Collected data entries
○ ○ ○ ○ ○
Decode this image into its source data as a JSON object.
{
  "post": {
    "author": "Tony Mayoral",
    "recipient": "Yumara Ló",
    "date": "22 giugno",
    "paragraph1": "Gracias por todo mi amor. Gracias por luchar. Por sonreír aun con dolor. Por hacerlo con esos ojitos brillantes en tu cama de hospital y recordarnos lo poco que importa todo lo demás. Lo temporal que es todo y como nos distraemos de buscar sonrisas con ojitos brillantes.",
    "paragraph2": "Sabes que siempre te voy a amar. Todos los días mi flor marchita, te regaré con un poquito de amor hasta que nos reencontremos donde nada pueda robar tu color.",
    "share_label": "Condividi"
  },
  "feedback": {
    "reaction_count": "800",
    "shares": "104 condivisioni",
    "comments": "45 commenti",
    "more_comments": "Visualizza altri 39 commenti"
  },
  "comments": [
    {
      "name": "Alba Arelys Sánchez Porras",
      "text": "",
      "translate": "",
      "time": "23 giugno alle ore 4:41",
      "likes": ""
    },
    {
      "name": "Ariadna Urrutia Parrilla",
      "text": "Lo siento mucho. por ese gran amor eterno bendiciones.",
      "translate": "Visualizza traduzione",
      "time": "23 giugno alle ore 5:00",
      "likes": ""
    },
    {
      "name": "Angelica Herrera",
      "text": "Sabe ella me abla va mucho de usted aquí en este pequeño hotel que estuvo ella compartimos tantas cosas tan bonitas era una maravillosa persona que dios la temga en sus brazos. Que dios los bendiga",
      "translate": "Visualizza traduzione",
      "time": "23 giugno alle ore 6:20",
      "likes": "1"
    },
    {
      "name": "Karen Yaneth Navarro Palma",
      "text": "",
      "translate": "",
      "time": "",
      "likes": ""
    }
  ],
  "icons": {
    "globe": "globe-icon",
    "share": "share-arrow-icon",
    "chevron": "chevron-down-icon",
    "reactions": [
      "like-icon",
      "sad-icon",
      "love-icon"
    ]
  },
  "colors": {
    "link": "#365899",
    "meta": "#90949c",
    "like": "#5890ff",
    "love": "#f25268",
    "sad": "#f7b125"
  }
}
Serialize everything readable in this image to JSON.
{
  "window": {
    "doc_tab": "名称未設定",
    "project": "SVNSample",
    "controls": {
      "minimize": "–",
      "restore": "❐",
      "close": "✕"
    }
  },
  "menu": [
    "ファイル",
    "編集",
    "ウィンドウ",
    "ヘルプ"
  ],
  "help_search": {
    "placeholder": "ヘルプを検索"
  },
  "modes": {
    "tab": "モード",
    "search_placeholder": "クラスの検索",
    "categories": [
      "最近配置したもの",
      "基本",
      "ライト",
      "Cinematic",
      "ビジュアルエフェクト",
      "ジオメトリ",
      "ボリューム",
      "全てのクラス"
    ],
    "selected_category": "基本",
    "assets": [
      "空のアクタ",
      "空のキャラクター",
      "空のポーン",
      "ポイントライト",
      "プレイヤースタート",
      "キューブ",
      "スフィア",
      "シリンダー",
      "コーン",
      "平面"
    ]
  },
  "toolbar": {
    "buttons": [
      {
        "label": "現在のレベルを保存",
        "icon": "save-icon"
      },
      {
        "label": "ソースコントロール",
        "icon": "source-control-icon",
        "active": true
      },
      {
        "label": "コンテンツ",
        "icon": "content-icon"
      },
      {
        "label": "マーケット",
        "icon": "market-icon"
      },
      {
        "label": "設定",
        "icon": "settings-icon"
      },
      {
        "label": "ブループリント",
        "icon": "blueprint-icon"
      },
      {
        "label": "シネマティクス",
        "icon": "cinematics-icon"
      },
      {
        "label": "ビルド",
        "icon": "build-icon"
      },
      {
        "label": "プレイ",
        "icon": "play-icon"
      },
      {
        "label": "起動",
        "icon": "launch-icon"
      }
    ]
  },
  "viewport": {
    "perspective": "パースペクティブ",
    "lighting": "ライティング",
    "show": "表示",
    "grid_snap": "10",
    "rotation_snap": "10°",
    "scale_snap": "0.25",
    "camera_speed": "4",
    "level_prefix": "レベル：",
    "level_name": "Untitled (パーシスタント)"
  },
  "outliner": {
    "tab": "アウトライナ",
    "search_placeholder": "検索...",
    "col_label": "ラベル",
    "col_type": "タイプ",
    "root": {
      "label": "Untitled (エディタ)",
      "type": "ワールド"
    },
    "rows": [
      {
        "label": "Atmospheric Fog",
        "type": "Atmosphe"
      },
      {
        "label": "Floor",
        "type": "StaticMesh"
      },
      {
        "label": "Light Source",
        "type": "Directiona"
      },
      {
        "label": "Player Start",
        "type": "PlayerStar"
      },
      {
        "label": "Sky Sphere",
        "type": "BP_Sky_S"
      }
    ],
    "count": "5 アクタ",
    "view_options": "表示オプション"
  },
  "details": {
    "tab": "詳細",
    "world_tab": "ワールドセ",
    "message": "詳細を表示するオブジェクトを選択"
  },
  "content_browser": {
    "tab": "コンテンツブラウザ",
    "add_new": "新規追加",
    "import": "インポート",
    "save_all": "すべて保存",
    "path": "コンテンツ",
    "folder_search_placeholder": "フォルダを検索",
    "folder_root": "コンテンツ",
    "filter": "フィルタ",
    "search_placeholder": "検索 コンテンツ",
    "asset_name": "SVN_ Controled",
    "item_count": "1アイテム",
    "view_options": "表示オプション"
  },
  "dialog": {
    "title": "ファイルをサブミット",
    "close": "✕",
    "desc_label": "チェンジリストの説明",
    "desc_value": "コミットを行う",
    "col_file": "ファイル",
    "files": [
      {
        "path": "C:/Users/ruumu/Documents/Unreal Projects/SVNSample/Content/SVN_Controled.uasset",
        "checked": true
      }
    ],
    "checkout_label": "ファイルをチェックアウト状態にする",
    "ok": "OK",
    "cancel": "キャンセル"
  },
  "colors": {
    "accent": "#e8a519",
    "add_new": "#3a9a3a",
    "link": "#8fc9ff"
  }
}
○ ○ ○ ○ ○
» Short task
Repeat each record exactly, leaving nothing out.

» Exercise solution
Decode this image into its source data as a JSON object.
{
  "post": {
    "author": "Tony Mayoral",
    "recipient": "Yumara Ló",
    "date": "22 giugno",
    "paragraph1": "Gracias por todo mi amor. Gracias por luchar. Por sonreír aun con dolor. Por hacerlo con esos ojitos brillantes en tu cama de hospital y recordarnos lo poco que importa todo lo demás. Lo temporal que es todo y como nos distraemos de buscar sonrisas con ojitos brillantes.",
    "paragraph2": "Sabes que siempre te voy a amar. Todos los días mi flor marchita, te regaré con un poquito de amor hasta que nos reencontremos donde nada pueda robar tu color.",
    "share_label": "Condividi"
  },
  "feedback": {
    "reaction_count": "800",
    "shares": "104 condivisioni",
    "comments": "45 commenti",
    "more_comments": "Visualizza altri 39 commenti"
  },
  "comments": [
    {
      "name": "Alba Arelys Sánchez Porras",
      "text": "",
      "translate": "",
      "time": "23 giugno alle ore 4:41",
      "likes": ""
    },
    {
      "name": "Ariadna Urrutia Parrilla",
      "text": "Lo siento mucho. por ese gran amor eterno bendiciones.",
      "translate": "Visualizza traduzione",
      "time": "23 giugno alle ore 5:00",
      "likes": ""
    },
    {
      "name": "Angelica Herrera",
      "text": "Sabe ella me abla va mucho de usted aquí en este pequeño hotel que estuvo ella compartimos tantas cosas tan bonitas era una maravillosa persona que dios la temga en sus brazos. Que dios los bendiga",
      "translate": "Visualizza traduzione",
      "time": "23 giugno alle ore 6:20",
      "likes": "1"
    },
    {
      "name": "Karen Yaneth Navarro Palma",
      "text": "",
      "translate": "",
      "time": "",
      "likes": ""
    }
  ],
  "icons": {
    "globe": "globe-icon",
    "share": "share-arrow-icon",
    "chevron": "chevron-down-icon",
    "reactions": [
      "like-icon",
      "sad-icon",
      "love-icon"
    ]
  },
  "colors": {
    "link": "#365899",
    "meta": "#90949c",
    "like": "#5890ff",
    "love": "#f25268",
    "sad": "#f7b125"
  }
}
Serialize everything readable in this image to JSON.
{
  "window": {
    "doc_tab": "名称未設定",
    "project": "SVNSample",
    "controls": {
      "minimize": "–",
      "restore": "❐",
      "close": "✕"
    }
  },
  "menu": [
    "ファイル",
    "編集",
    "ウィンドウ",
    "ヘルプ"
  ],
  "help_search": {
    "placeholder": "ヘルプを検索"
  },
  "modes": {
    "tab": "モード",
    "search_placeholder": "クラスの検索",
    "categories": [
      "最近配置したもの",
      "基本",
      "ライト",
      "Cinematic",
      "ビジュアルエフェクト",
      "ジオメトリ",
      "ボリューム",
      "全てのクラス"
    ],
    "selected_category": "基本",
    "assets": [
      "空のアクタ",
      "空のキャラクター",
      "空のポーン",
      "ポイントライト",
      "プレイヤースタート",
      "キューブ",
      "スフィア",
      "シリンダー",
      "コーン",
      "平面"
    ]
  },
  "toolbar": {
    "buttons": [
      {
        "label": "現在のレベルを保存",
        "icon": "save-icon"
      },
      {
        "label": "ソースコントロール",
        "icon": "source-control-icon",
        "active": true
      },
      {
        "label": "コンテンツ",
        "icon": "content-icon"
      },
      {
        "label": "マーケット",
        "icon": "market-icon"
      },
      {
        "label": "設定",
        "icon": "settings-icon"
      },
      {
        "label": "ブループリント",
        "icon": "blueprint-icon"
      },
      {
        "label": "シネマティクス",
        "icon": "cinematics-icon"
      },
      {
        "label": "ビルド",
        "icon": "build-icon"
      },
      {
        "label": "プレイ",
        "icon": "play-icon"
      },
      {
        "label": "起動",
        "icon": "launch-icon"
      }
    ]
  },
  "viewport": {
    "perspective": "パースペクティブ",
    "lighting": "ライティング",
    "show": "表示",
    "grid_snap": "10",
    "rotation_snap": "10°",
    "scale_snap": "0.25",
    "camera_speed": "4",
    "level_prefix": "レベル：",
    "level_name": "Untitled (パーシスタント)"
  },
  "outliner": {
    "tab": "アウトライナ",
    "search_placeholder": "検索...",
    "col_label": "ラベル",
    "col_type": "タイプ",
    "root": {
      "label": "Untitled (エディタ)",
      "type": "ワールド"
    },
    "rows": [
      {
        "label": "Atmospheric Fog",
        "type": "Atmosphe"
      },
      {
        "label": "Floor",
        "type": "StaticMesh"
      },
      {
        "label": "Light Source",
        "type": "Directiona"
      },
      {
        "label": "Player Start",
        "type": "PlayerStar"
      },
      {
        "label": "Sky Sphere",
        "type": "BP_Sky_S"
      }
    ],
    "count": "5 アクタ",
    "view_options": "表示オプション"
  },
  "details": {
    "tab": "詳細",
    "world_tab": "ワールドセ",
    "message": "詳細を表示するオブジェクトを選択"
  },
  "content_browser": {
    "tab": "コンテンツブラウザ",
    "add_new": "新規追加",
    "import": "インポート",
    "save_all": "すべて保存",
    "path": "コンテンツ",
    "folder_search_placeholder": "フォルダを検索",
    "folder_root": "コンテンツ",
    "filter": "フィルタ",
    "search_placeholder": "検索 コンテンツ",
    "asset_name": "SVN_ Controled",
    "item_count": "1アイテム",
    "view_options": "表示オプション"
  },
  "dialog": {
    "title": "ファイルをサブミット",
    "close": "✕",
    "desc_label": "チェンジリストの説明",
    "desc_value": "コミットを行う",
    "col_file": "ファイル",
    "files": [
      {
        "path": "C:/Users/ruumu/Documents/Unreal Projects/SVNSample/Content/SVN_Controled.uasset",
        "checked": true
      }
    ],
    "checkout_label": "ファイルをチェックアウト状態にする",
    "ok": "OK",
    "cancel": "キャンセル"
  },
  "colors": {
    "accent": "#e8a519",
    "add_new": "#3a9a3a",
    "link": "#8fc9ff"
  }
}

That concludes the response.